== GOAL ==
From the entries below, please gather each line containing the string "this".

* start *

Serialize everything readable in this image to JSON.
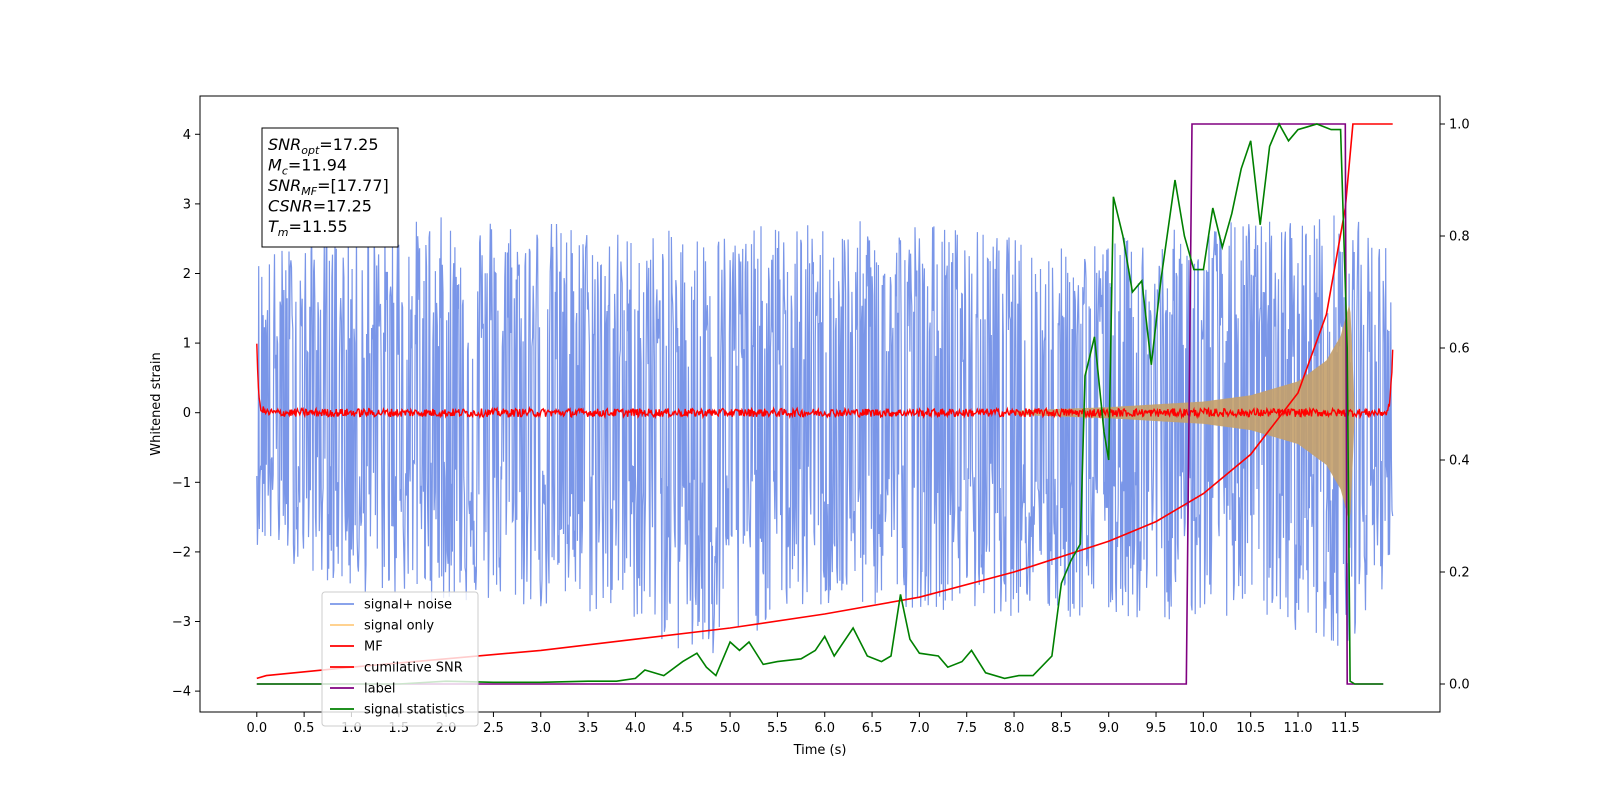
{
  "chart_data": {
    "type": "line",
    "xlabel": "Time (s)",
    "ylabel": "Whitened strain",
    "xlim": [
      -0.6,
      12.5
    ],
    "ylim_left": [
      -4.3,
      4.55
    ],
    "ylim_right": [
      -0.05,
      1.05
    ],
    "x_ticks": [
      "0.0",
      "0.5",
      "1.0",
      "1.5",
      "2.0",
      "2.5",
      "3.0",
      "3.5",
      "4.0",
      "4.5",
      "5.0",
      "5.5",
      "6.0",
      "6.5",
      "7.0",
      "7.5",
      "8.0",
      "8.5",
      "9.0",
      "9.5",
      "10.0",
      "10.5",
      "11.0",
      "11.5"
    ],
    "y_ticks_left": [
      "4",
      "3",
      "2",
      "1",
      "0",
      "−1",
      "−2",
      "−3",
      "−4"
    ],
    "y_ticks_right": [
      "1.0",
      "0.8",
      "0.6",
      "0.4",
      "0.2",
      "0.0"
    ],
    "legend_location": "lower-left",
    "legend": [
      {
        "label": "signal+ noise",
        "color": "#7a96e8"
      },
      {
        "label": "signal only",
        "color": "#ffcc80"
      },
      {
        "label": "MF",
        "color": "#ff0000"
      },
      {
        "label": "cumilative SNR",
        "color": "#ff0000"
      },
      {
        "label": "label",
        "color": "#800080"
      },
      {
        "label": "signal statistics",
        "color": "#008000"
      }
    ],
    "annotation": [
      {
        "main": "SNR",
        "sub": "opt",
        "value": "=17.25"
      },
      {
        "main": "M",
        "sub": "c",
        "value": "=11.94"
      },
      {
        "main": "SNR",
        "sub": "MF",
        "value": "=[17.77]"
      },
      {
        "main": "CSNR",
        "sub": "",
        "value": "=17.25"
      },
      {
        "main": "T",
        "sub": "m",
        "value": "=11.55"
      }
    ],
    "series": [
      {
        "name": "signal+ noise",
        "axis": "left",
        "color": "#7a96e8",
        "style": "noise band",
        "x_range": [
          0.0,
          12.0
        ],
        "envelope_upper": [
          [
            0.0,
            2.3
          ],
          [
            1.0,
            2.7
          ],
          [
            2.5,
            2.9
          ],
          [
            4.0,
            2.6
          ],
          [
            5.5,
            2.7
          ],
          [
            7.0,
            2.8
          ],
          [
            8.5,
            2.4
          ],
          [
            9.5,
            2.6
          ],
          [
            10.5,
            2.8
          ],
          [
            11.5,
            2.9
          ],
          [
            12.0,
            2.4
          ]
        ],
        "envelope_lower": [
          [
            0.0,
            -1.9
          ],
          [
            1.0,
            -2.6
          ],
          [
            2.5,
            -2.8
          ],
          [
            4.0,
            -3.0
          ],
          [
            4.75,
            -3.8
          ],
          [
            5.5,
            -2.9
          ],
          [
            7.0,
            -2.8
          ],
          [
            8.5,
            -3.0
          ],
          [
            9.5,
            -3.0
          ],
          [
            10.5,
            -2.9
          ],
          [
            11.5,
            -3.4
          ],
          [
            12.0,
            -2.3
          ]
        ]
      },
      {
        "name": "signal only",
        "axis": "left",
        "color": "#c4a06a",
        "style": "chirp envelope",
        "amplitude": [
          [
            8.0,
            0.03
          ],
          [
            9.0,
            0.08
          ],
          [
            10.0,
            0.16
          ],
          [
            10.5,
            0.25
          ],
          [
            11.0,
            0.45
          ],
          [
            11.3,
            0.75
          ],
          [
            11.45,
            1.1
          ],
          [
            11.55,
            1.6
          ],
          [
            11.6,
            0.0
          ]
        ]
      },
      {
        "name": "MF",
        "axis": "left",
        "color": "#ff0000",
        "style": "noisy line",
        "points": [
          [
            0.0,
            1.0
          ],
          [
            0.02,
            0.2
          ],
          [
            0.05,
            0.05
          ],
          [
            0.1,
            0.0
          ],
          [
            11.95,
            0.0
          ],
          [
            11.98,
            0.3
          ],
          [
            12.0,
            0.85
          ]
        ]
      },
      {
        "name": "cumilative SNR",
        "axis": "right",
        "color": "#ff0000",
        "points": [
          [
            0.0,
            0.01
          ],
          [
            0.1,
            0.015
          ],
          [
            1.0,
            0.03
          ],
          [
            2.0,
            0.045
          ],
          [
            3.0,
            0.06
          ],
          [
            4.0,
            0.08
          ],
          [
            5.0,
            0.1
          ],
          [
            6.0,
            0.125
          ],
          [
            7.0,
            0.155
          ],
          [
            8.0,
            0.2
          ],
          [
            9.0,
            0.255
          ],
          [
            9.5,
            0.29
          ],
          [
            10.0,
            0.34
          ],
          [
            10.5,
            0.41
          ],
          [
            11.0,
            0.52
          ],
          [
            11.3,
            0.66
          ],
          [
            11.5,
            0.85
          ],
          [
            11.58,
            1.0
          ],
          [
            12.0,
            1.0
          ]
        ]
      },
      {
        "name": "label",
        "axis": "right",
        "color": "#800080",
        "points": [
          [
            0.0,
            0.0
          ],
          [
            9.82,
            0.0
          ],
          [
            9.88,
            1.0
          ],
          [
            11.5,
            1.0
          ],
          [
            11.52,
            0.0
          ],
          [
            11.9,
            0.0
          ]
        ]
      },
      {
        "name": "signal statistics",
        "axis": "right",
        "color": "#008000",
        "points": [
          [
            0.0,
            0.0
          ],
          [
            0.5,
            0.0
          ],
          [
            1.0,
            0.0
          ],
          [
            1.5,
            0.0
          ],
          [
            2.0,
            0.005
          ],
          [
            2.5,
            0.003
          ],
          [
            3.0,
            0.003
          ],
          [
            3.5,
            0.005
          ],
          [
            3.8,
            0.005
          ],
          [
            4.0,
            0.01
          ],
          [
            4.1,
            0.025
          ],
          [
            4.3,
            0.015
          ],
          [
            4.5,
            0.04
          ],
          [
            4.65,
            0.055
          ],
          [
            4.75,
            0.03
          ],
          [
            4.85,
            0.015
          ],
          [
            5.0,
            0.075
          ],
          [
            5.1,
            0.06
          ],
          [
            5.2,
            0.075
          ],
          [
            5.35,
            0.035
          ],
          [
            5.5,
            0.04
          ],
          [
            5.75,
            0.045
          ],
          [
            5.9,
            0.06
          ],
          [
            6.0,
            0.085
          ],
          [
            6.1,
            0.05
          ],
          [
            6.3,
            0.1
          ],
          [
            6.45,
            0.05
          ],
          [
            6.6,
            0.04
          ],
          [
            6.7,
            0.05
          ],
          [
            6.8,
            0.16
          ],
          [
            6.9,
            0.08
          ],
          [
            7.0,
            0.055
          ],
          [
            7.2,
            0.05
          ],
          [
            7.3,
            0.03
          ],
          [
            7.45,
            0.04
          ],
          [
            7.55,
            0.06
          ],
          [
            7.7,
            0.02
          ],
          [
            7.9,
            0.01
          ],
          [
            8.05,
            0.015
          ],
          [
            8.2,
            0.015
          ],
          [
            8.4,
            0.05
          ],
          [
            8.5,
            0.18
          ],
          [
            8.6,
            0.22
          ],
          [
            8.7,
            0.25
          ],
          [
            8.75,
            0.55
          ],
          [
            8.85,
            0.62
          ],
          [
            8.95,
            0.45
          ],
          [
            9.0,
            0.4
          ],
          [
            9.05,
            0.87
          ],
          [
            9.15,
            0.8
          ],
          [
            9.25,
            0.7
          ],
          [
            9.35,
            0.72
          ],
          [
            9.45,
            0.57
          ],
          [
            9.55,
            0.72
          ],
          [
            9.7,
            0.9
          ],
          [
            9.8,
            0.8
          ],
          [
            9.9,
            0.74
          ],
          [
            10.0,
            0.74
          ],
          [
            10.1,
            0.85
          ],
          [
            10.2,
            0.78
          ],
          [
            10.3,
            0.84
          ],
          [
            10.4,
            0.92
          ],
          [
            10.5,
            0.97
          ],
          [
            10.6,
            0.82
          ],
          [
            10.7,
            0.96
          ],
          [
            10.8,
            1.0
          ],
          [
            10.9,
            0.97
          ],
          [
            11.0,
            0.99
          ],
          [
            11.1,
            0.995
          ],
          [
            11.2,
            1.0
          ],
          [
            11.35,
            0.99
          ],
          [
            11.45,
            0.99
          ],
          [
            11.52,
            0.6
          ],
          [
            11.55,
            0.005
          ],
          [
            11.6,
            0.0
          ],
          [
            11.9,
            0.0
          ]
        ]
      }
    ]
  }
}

* end *
* start *

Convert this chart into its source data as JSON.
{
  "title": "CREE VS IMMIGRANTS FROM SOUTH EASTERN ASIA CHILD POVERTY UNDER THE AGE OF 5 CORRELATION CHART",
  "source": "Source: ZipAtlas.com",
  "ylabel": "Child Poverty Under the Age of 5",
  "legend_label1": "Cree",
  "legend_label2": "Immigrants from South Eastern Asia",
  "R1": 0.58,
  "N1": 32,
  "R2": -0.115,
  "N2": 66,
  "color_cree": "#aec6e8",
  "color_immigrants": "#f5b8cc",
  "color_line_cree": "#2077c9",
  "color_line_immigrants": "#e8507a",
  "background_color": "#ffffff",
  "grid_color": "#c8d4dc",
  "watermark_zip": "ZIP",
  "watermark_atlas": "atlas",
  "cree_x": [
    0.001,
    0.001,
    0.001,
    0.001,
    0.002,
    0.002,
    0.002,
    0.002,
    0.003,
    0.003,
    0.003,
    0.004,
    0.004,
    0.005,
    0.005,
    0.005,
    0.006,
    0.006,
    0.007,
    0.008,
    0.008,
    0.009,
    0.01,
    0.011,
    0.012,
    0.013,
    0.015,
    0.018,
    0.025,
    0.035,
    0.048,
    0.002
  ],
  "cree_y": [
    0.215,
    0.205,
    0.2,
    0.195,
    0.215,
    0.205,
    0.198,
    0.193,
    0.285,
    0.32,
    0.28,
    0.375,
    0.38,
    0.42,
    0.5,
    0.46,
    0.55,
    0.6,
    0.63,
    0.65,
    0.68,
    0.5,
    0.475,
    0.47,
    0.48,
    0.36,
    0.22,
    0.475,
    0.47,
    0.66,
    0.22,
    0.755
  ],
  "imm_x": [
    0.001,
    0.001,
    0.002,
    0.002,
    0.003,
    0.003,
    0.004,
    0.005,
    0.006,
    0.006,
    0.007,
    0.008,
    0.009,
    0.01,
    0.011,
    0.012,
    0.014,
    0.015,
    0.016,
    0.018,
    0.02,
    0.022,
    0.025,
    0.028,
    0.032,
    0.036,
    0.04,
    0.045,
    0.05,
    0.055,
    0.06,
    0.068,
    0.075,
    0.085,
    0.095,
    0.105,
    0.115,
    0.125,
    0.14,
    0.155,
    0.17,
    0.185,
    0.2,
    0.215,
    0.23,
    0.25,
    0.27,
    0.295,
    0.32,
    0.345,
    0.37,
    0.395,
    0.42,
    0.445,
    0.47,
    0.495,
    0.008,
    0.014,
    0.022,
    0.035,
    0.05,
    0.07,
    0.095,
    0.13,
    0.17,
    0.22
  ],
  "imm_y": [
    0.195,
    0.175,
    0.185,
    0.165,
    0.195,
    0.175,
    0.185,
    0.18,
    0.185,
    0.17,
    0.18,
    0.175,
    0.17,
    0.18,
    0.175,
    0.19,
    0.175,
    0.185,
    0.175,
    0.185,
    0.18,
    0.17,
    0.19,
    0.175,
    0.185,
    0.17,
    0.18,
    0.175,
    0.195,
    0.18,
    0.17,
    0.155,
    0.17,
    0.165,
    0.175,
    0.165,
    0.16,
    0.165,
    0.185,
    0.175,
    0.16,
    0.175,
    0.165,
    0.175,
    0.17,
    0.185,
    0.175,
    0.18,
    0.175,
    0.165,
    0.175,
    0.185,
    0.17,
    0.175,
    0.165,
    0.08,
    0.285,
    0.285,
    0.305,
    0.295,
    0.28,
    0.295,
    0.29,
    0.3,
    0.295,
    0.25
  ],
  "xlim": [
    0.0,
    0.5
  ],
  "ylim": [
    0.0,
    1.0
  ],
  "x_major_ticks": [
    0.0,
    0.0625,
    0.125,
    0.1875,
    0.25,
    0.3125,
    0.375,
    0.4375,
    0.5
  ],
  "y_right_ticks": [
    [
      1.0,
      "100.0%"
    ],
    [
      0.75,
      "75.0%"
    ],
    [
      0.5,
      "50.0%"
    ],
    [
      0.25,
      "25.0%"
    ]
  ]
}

* end *

== FINISHED ANSWER ==
Serialize everything readable in this image to JSON.
Convert this chart into its source data as JSON.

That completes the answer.